>> BEGIN

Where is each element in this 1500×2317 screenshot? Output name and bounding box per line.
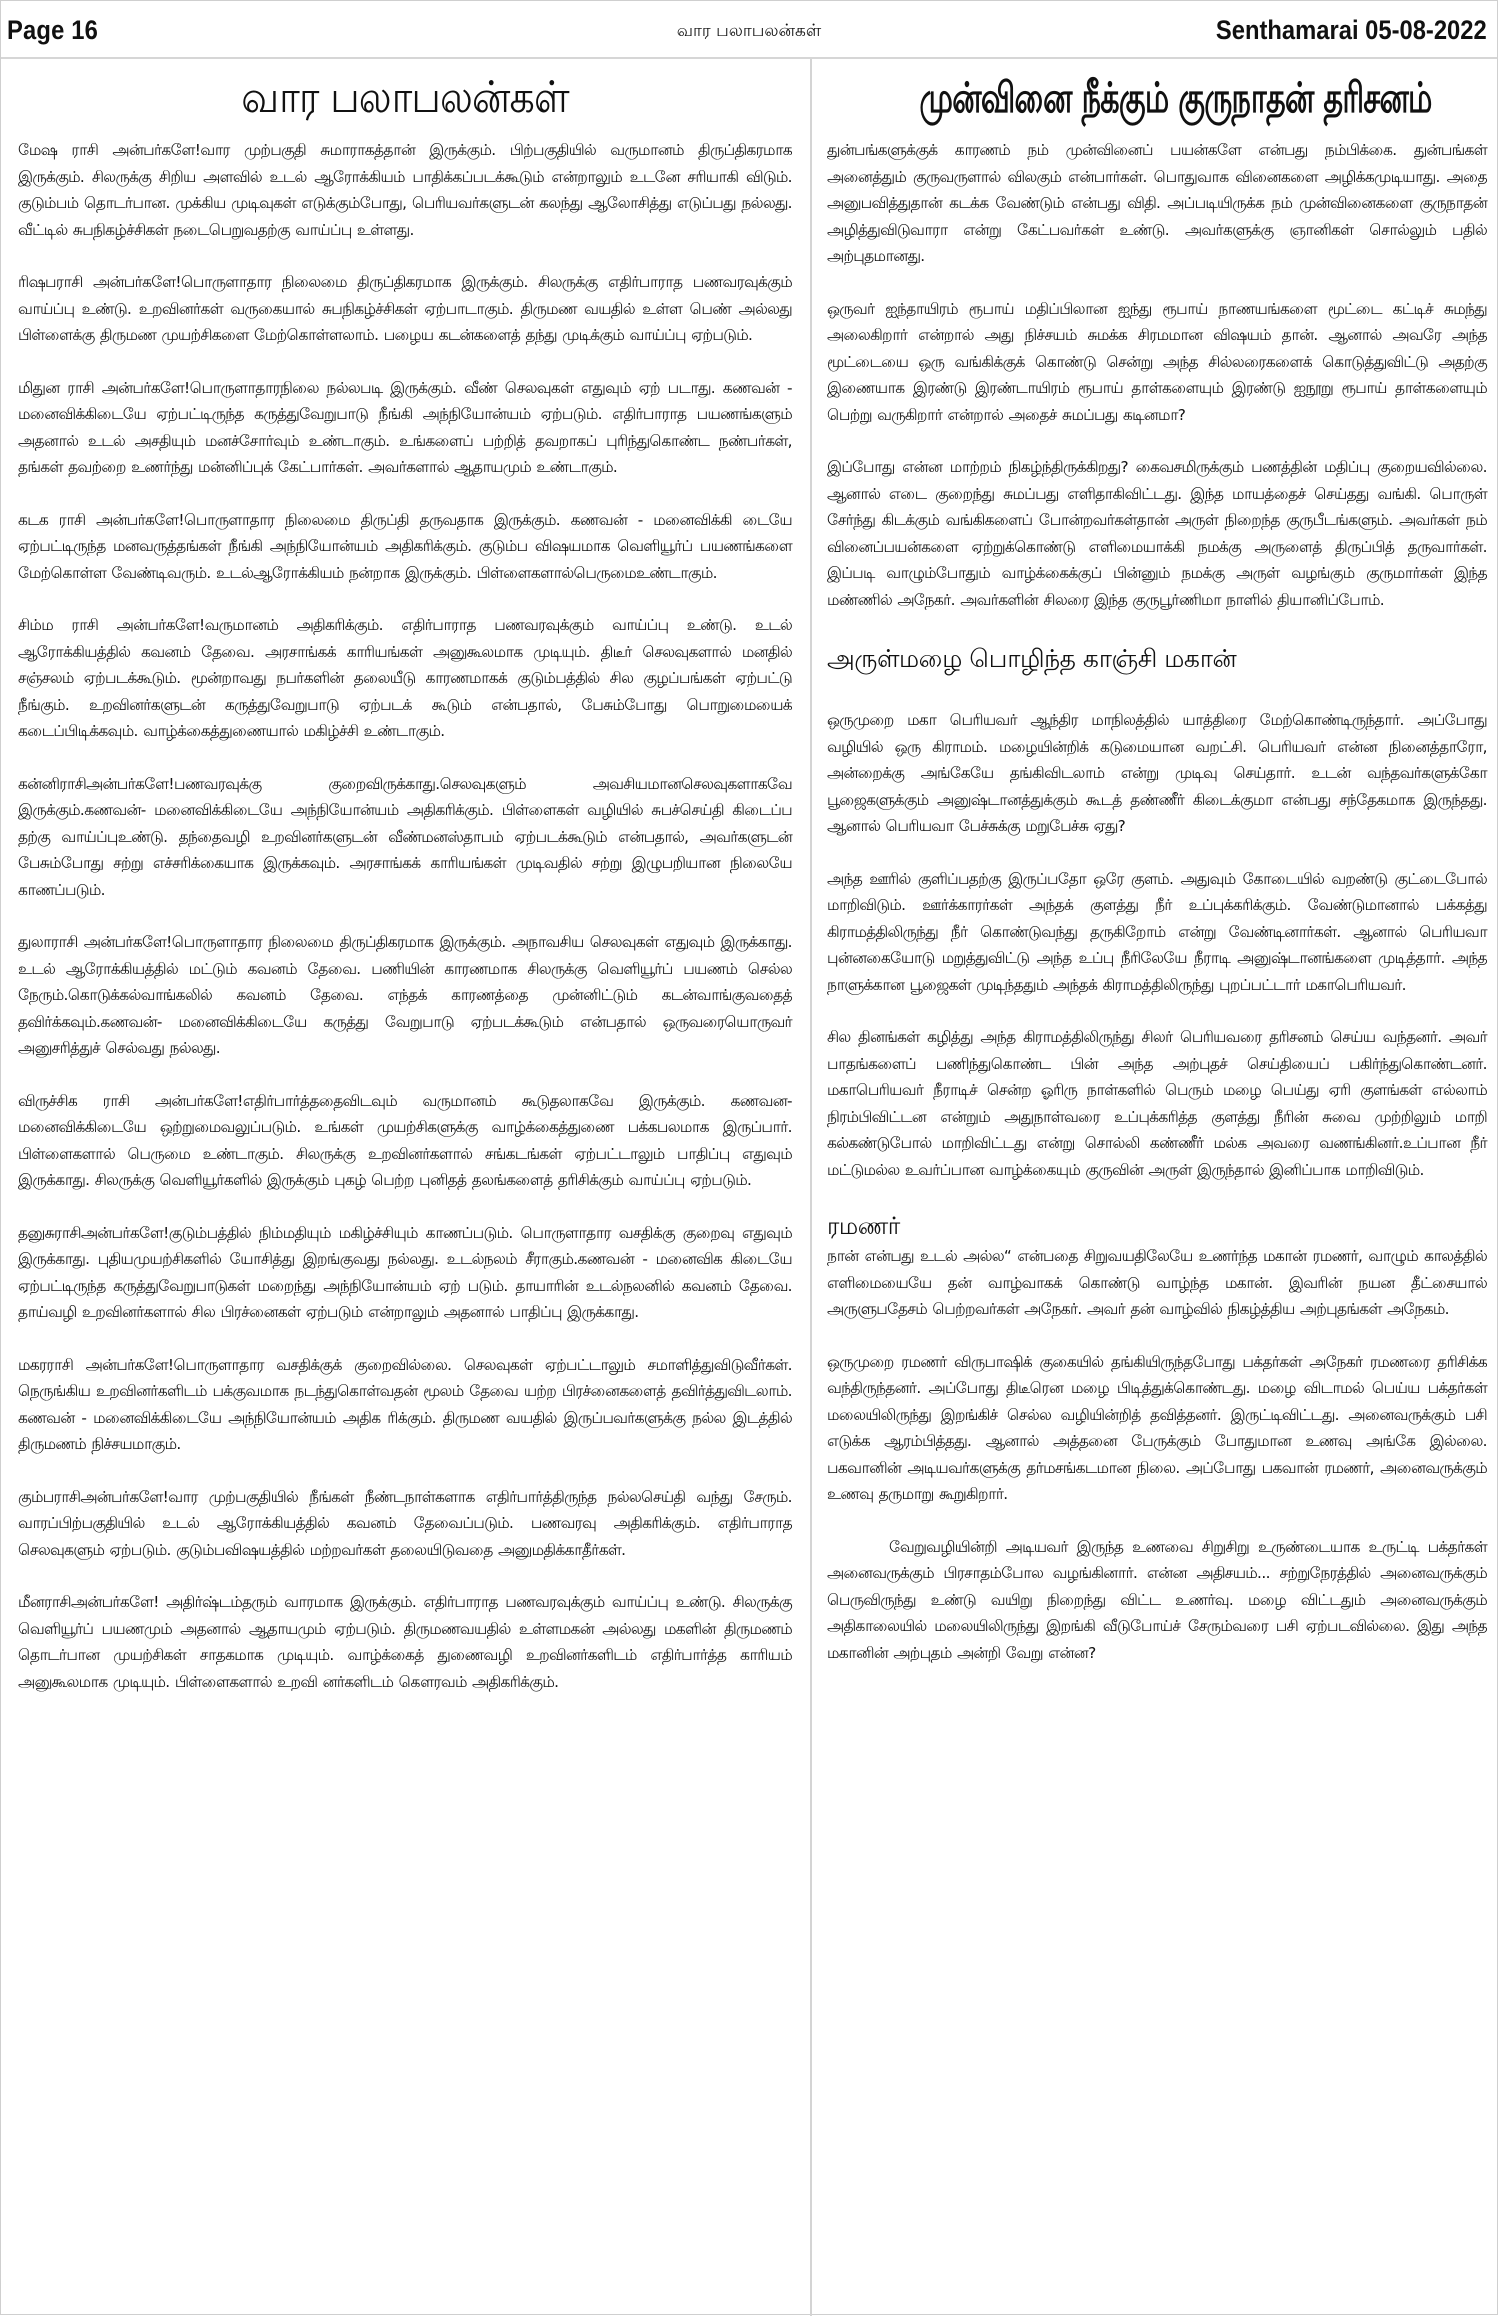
article-paragraph: இப்போது என்ன மாற்றம் நிகழ்ந்திருக்கிறது?… [827,454,1487,613]
kanchi-section-heading: அருள்மழை பொழிந்த காஞ்சி மகான் [827,639,1487,679]
horoscope-aries: மேஷ ராசி அன்பர்களே!வார முற்பகுதி சுமாராக… [18,137,792,243]
horoscope-sagittarius: தனுசுராசிஅன்பர்களே!குடும்பத்தில் நிம்மதி… [18,1220,792,1326]
horoscope-leo: சிம்ம ராசி அன்பர்களே!வருமானம் அதிகரிக்கு… [18,612,792,745]
article-paragraph: சில தினங்கள் கழித்து அந்த கிராமத்திலிருந… [827,1024,1487,1183]
publication-date: Senthamarai 05-08-2022 [1216,15,1487,46]
newspaper-page: Page 16 வார பலாபலன்கள் Senthamarai 05-08… [0,0,1498,2315]
article-paragraph: ஒருமுறை ரமணர் விருபாஷிக் குகையில் தங்கிய… [827,1349,1487,1508]
article-paragraph: அந்த ஊரில் குளிப்பதற்கு இருப்பதோ ஒரே குள… [827,866,1487,999]
horoscope-column: வார பலாபலன்கள் மேஷ ராசி அன்பர்களே!வார மு… [1,59,810,1721]
horoscope-aquarius: கும்பராசிஅன்பர்களே!வார முற்பகுதியில் நீங… [18,1484,792,1564]
article-paragraph: ஒருமுறை மகா பெரியவர் ஆந்திர மாநிலத்தில் … [827,707,1487,840]
horoscope-scorpio: விருச்சிக ராசி அன்பர்களே!எதிர்பார்த்ததைவ… [18,1088,792,1194]
ramana-section-heading: ரமணர் [827,1209,1487,1243]
horoscope-pisces: மீனராசிஅன்பர்களே! அதிர்ஷ்டம்தரும் வாரமாக… [18,1589,792,1695]
horoscope-taurus: ரிஷபராசி அன்பர்களே!பொருளாதார நிலைமை திரு… [18,269,792,349]
horoscope-capricorn: மகரராசி அன்பர்களே!பொருளாதார வசதிக்குக் க… [18,1352,792,1458]
article-paragraph: வேறுவழியின்றி அடியவர் இருந்த உணவை சிறுசி… [827,1534,1487,1667]
article-paragraph: துன்பங்களுக்குக் காரணம் நம் முன்வினைப் ப… [827,137,1487,270]
article-title: முன்வினை நீக்கும் குருநாதன் தரிசனம் [919,69,1394,127]
article-paragraph: ஒருவர் ஐந்தாயிரம் ரூபாய் மதிப்பிலான ஐந்த… [827,296,1487,429]
page-header: Page 16 வார பலாபலன்கள் Senthamarai 05-08… [1,1,1497,59]
guru-article-column: முன்வினை நீக்கும் குருநாதன் தரிசனம் துன்… [812,59,1499,1692]
horoscope-libra: துலாராசி அன்பர்களே!பொருளாதார நிலைமை திரு… [18,929,792,1062]
horoscope-title: வார பலாபலன்கள் [57,69,754,127]
horoscope-virgo: கன்னிராசிஅன்பர்களே!பணவரவுக்கு குறைவிருக்… [18,771,792,904]
horoscope-gemini: மிதுன ராசி அன்பர்களே!பொருளாதாரநிலை நல்லப… [18,375,792,481]
article-paragraph: நான் என்பது உடல் அல்ல“ என்பதை சிறுவயதிலே… [827,1243,1487,1323]
horoscope-cancer: கடக ராசி அன்பர்களே!பொருளாதார நிலைமை திரு… [18,507,792,587]
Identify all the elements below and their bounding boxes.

>> END

PROBLEM REQUIREMENTS >>
Please print the lines from the line with "article-paragraph: இப்போது என்ன" up to and including the line with "horoscope-sagittarius: தனுசுராசிஅன்பர்களே!குடும்பத்தில் நிம்மதி…", exactly as they appear in the records.

THE ANSWER >>
article-paragraph: இப்போது என்ன மாற்றம் நிகழ்ந்திருக்கிறது?… [827,454,1487,613]
kanchi-section-heading: அருள்மழை பொழிந்த காஞ்சி மகான் [827,639,1487,679]
horoscope-aries: மேஷ ராசி அன்பர்களே!வார முற்பகுதி சுமாராக… [18,137,792,243]
horoscope-sagittarius: தனுசுராசிஅன்பர்களே!குடும்பத்தில் நிம்மதி… [18,1220,792,1326]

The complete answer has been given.